------ Provided records ------
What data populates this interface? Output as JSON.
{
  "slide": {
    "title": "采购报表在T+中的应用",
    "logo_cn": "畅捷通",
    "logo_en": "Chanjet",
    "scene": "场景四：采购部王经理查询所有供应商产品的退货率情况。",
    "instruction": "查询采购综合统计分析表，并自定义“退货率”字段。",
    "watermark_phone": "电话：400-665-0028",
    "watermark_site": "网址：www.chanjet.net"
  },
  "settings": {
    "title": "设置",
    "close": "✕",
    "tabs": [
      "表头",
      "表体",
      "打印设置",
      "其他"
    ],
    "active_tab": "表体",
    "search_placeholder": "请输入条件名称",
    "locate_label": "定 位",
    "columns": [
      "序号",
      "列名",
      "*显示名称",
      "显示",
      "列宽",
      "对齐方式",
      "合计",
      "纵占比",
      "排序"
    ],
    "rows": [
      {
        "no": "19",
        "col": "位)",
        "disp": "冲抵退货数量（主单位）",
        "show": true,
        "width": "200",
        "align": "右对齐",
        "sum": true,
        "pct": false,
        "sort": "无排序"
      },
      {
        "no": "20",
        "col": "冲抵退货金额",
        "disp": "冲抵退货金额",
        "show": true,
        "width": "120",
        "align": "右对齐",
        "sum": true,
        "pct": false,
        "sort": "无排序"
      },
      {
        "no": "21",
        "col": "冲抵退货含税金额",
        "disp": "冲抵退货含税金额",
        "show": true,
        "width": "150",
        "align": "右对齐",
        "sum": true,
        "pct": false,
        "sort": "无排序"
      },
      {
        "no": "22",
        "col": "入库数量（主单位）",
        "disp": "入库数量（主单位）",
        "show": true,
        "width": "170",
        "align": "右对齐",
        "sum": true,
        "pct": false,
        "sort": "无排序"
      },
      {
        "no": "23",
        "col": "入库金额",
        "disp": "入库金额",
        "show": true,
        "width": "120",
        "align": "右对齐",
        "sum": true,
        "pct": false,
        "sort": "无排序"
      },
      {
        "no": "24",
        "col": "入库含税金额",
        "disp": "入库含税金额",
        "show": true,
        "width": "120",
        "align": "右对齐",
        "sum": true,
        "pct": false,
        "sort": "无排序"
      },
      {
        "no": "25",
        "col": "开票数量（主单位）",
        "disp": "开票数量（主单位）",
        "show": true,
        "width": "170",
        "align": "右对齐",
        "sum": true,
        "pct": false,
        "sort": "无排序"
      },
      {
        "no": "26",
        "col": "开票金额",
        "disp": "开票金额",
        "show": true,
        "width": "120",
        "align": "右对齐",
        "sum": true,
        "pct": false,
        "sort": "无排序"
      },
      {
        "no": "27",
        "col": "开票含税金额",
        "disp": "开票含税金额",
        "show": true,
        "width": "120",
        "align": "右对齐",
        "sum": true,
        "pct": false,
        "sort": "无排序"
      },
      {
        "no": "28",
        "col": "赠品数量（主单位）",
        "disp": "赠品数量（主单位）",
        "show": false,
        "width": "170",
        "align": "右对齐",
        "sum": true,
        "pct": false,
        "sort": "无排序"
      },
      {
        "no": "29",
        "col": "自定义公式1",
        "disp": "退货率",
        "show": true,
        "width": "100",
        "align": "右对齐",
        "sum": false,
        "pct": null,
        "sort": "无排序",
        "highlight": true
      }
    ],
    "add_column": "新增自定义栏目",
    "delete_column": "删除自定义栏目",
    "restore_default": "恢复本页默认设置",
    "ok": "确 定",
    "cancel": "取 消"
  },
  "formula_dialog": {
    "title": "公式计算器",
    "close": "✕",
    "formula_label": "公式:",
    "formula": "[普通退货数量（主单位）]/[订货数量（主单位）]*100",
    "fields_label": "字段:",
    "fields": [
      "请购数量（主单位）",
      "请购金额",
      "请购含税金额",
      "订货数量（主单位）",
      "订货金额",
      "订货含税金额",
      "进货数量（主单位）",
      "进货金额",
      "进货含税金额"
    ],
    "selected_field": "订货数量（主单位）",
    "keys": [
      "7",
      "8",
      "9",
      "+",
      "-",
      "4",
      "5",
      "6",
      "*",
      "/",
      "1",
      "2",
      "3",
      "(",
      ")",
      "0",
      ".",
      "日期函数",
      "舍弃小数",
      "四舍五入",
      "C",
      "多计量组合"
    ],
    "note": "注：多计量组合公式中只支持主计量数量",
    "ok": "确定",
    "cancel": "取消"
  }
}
------
Reproduce all of the data exactly as given.

§ Task result
What data populates this interface? Output as JSON.
{
  "slide": {
    "title": "采购报表在T+中的应用",
    "logo_cn": "畅捷通",
    "logo_en": "Chanjet",
    "scene": "场景四：采购部王经理查询所有供应商产品的退货率情况。",
    "instruction": "查询采购综合统计分析表，并自定义“退货率”字段。",
    "watermark_phone": "电话：400-665-0028",
    "watermark_site": "网址：www.chanjet.net"
  },
  "settings": {
    "title": "设置",
    "close": "✕",
    "tabs": [
      "表头",
      "表体",
      "打印设置",
      "其他"
    ],
    "active_tab": "表体",
    "search_placeholder": "请输入条件名称",
    "locate_label": "定 位",
    "columns": [
      "序号",
      "列名",
      "*显示名称",
      "显示",
      "列宽",
      "对齐方式",
      "合计",
      "纵占比",
      "排序"
    ],
    "rows": [
      {
        "no": "19",
        "col": "位)",
        "disp": "冲抵退货数量（主单位）",
        "show": true,
        "width": "200",
        "align": "右对齐",
        "sum": true,
        "pct": false,
        "sort": "无排序"
      },
      {
        "no": "20",
        "col": "冲抵退货金额",
        "disp": "冲抵退货金额",
        "show": true,
        "width": "120",
        "align": "右对齐",
        "sum": true,
        "pct": false,
        "sort": "无排序"
      },
      {
        "no": "21",
        "col": "冲抵退货含税金额",
        "disp": "冲抵退货含税金额",
        "show": true,
        "width": "150",
        "align": "右对齐",
        "sum": true,
        "pct": false,
        "sort": "无排序"
      },
      {
        "no": "22",
        "col": "入库数量（主单位）",
        "disp": "入库数量（主单位）",
        "show": true,
        "width": "170",
        "align": "右对齐",
        "sum": true,
        "pct": false,
        "sort": "无排序"
      },
      {
        "no": "23",
        "col": "入库金额",
        "disp": "入库金额",
        "show": true,
        "width": "120",
        "align": "右对齐",
        "sum": true,
        "pct": false,
        "sort": "无排序"
      },
      {
        "no": "24",
        "col": "入库含税金额",
        "disp": "入库含税金额",
        "show": true,
        "width": "120",
        "align": "右对齐",
        "sum": true,
        "pct": false,
        "sort": "无排序"
      },
      {
        "no": "25",
        "col": "开票数量（主单位）",
        "disp": "开票数量（主单位）",
        "show": true,
        "width": "170",
        "align": "右对齐",
        "sum": true,
        "pct": false,
        "sort": "无排序"
      },
      {
        "no": "26",
        "col": "开票金额",
        "disp": "开票金额",
        "show": true,
        "width": "120",
        "align": "右对齐",
        "sum": true,
        "pct": false,
        "sort": "无排序"
      },
      {
        "no": "27",
        "col": "开票含税金额",
        "disp": "开票含税金额",
        "show": true,
        "width": "120",
        "align": "右对齐",
        "sum": true,
        "pct": false,
        "sort": "无排序"
      },
      {
        "no": "28",
        "col": "赠品数量（主单位）",
        "disp": "赠品数量（主单位）",
        "show": false,
        "width": "170",
        "align": "右对齐",
        "sum": true,
        "pct": false,
        "sort": "无排序"
      },
      {
        "no": "29",
        "col": "自定义公式1",
        "disp": "退货率",
        "show": true,
        "width": "100",
        "align": "右对齐",
        "sum": false,
        "pct": null,
        "sort": "无排序",
        "highlight": true
      }
    ],
    "add_column": "新增自定义栏目",
    "delete_column": "删除自定义栏目",
    "restore_default": "恢复本页默认设置",
    "ok": "确 定",
    "cancel": "取 消"
  },
  "formula_dialog": {
    "title": "公式计算器",
    "close": "✕",
    "formula_label": "公式:",
    "formula": "[普通退货数量（主单位）]/[订货数量（主单位）]*100",
    "fields_label": "字段:",
    "fields": [
      "请购数量（主单位）",
      "请购金额",
      "请购含税金额",
      "订货数量（主单位）",
      "订货金额",
      "订货含税金额",
      "进货数量（主单位）",
      "进货金额",
      "进货含税金额"
    ],
    "selected_field": "订货数量（主单位）",
    "keys": [
      "7",
      "8",
      "9",
      "+",
      "-",
      "4",
      "5",
      "6",
      "*",
      "/",
      "1",
      "2",
      "3",
      "(",
      ")",
      "0",
      ".",
      "日期函数",
      "舍弃小数",
      "四舍五入",
      "C",
      "多计量组合"
    ],
    "note": "注：多计量组合公式中只支持主计量数量",
    "ok": "确定",
    "cancel": "取消"
  }
}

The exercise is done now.